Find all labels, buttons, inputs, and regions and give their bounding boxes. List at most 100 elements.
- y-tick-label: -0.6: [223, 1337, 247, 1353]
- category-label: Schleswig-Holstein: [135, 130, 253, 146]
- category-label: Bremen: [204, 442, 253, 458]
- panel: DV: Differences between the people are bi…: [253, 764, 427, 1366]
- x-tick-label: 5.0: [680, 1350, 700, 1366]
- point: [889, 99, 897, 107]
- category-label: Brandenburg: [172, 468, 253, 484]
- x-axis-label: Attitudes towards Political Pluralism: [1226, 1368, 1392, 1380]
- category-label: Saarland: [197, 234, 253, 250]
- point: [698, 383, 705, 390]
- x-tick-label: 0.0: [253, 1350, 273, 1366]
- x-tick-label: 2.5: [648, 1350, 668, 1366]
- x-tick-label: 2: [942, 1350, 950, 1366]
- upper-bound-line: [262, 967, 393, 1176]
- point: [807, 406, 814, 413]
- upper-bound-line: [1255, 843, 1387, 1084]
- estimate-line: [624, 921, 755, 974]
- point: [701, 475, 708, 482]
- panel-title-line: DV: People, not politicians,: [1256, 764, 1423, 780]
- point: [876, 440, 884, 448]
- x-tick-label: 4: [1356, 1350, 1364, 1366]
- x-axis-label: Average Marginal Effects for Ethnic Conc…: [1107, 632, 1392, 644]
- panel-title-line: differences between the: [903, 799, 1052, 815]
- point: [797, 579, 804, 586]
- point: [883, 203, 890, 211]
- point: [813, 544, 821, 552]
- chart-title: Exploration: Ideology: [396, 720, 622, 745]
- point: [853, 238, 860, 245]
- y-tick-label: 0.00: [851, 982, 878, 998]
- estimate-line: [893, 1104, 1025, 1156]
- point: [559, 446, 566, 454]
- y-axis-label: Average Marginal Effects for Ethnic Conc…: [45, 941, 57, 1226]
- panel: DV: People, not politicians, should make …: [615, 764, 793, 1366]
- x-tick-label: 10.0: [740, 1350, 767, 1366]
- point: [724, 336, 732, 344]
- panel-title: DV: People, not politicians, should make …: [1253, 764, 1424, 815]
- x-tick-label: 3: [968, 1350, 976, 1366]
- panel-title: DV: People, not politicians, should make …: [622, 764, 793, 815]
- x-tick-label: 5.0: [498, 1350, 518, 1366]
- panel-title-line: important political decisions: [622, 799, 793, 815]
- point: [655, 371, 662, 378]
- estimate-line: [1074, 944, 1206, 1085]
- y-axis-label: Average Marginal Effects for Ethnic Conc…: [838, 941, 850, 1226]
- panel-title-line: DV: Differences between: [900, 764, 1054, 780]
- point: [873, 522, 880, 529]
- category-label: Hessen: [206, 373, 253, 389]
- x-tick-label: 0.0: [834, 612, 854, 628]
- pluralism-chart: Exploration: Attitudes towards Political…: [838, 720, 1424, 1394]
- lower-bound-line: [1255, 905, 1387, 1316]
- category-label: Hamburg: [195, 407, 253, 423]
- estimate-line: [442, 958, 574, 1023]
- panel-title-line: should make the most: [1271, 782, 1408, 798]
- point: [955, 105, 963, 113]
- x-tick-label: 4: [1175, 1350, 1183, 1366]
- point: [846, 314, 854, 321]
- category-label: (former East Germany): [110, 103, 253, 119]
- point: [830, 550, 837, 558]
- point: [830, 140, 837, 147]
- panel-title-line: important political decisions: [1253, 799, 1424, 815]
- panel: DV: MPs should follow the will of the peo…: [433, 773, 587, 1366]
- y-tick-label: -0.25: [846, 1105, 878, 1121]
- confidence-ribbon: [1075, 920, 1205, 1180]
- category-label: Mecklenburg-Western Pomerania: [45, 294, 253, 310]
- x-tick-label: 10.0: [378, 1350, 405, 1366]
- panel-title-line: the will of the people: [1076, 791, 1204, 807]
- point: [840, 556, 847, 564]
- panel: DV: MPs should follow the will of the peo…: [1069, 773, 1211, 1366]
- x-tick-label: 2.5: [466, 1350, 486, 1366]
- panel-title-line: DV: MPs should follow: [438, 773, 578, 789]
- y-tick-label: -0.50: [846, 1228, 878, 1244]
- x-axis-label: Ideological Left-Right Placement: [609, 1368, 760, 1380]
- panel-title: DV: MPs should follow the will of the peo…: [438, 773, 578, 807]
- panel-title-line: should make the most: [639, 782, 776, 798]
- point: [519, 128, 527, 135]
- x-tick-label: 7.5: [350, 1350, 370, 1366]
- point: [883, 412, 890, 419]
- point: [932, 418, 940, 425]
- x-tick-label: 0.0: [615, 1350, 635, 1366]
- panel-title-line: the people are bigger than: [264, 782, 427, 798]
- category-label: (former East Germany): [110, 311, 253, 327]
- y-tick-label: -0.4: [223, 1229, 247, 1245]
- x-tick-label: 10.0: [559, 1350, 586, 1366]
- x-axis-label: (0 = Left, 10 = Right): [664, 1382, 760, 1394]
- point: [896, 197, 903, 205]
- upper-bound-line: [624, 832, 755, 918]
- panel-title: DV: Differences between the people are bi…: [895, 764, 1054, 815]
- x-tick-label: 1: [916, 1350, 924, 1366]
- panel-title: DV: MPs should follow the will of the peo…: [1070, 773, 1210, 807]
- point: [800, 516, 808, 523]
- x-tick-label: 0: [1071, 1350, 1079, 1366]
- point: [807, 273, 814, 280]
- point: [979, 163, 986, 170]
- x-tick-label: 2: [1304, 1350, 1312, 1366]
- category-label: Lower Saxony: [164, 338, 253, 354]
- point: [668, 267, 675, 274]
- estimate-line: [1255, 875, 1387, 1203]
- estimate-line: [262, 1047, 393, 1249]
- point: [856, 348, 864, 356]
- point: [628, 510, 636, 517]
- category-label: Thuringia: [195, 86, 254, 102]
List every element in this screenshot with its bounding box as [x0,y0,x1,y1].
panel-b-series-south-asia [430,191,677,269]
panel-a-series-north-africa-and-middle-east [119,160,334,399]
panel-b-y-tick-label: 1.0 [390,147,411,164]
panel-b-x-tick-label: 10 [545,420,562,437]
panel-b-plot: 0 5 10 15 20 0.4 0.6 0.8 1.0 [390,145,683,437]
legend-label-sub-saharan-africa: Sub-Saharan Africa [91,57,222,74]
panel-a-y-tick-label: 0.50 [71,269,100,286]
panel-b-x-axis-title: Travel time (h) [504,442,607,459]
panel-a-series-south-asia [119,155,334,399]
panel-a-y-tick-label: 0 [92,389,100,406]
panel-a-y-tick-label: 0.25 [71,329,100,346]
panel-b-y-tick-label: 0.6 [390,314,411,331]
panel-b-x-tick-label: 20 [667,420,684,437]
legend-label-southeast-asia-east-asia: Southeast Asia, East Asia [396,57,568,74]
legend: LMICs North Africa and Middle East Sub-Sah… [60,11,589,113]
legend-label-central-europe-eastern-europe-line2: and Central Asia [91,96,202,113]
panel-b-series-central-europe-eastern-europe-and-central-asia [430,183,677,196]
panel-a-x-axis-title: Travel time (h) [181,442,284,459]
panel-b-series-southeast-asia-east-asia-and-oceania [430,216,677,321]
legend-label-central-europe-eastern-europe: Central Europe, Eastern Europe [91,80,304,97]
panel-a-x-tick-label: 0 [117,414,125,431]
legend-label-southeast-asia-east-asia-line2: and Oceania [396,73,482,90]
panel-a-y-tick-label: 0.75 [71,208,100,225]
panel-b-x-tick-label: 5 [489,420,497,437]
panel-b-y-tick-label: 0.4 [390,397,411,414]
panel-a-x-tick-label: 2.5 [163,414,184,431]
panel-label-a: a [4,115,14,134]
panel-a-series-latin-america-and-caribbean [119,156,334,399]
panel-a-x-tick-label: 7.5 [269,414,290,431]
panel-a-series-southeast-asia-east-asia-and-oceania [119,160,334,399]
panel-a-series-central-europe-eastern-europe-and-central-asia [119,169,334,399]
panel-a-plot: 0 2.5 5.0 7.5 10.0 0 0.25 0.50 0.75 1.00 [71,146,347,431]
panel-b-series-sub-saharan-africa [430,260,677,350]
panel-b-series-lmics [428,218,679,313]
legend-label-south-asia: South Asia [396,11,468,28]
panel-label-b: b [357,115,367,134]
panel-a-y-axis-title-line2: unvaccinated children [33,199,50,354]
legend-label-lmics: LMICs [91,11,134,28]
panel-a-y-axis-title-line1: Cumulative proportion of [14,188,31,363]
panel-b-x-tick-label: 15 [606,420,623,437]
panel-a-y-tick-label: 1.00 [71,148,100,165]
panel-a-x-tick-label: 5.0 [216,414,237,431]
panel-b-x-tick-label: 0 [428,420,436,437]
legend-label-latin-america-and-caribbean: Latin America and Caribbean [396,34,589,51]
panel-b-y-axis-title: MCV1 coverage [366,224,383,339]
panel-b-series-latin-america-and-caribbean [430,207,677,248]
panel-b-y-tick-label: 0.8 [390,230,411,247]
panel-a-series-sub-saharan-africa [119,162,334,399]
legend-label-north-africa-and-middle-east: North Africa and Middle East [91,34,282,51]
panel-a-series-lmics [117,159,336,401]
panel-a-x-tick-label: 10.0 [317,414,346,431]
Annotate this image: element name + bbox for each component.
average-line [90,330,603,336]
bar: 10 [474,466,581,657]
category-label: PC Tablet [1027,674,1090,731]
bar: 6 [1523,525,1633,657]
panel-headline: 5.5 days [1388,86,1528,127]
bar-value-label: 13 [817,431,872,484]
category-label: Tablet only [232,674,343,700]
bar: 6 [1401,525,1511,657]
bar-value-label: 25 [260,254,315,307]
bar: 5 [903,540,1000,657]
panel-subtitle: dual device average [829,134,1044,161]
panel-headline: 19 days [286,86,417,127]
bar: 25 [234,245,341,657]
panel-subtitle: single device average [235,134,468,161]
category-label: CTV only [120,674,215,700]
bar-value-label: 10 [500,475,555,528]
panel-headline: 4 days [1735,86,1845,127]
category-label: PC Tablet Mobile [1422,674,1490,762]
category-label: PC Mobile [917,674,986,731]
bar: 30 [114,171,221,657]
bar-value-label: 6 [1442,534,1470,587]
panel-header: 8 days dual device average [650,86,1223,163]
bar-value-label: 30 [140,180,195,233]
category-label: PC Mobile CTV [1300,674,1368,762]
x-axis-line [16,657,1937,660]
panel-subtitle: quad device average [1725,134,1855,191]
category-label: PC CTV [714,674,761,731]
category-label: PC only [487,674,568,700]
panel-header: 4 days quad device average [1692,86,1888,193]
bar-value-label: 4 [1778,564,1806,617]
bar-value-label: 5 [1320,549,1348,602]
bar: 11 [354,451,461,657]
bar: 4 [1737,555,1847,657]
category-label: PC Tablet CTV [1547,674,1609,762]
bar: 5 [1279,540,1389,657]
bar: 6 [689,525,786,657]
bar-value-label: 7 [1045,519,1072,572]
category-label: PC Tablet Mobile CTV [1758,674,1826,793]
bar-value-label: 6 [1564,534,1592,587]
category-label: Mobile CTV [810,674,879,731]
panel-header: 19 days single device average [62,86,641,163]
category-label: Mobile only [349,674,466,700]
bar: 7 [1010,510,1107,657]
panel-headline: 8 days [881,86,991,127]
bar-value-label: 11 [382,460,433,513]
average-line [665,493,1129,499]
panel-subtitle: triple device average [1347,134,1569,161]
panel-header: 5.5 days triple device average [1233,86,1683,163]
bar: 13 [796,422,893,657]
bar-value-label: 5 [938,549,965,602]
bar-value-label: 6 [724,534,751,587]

◇ ◇ ◇ ◇

**TASK INSTRUCTIONS**. From the start of the rows through the line that has "- x-tick-label: 5.0: [680, 1350, 700, 1366]", write the lines out again, swapping "bounding boxes" for "coordinates" and leaving everything else the same.

**ANSWER TO THIS PROBLEM**.
Find all labels, buttons, inputs, and regions and give their coordinates. List at most 100 elements.
- y-tick-label: -0.6: [223, 1337, 247, 1353]
- category-label: Schleswig-Holstein: [135, 130, 253, 146]
- category-label: Bremen: [204, 442, 253, 458]
- panel: DV: Differences between the people are bi…: [253, 764, 427, 1366]
- x-tick-label: 5.0: [680, 1350, 700, 1366]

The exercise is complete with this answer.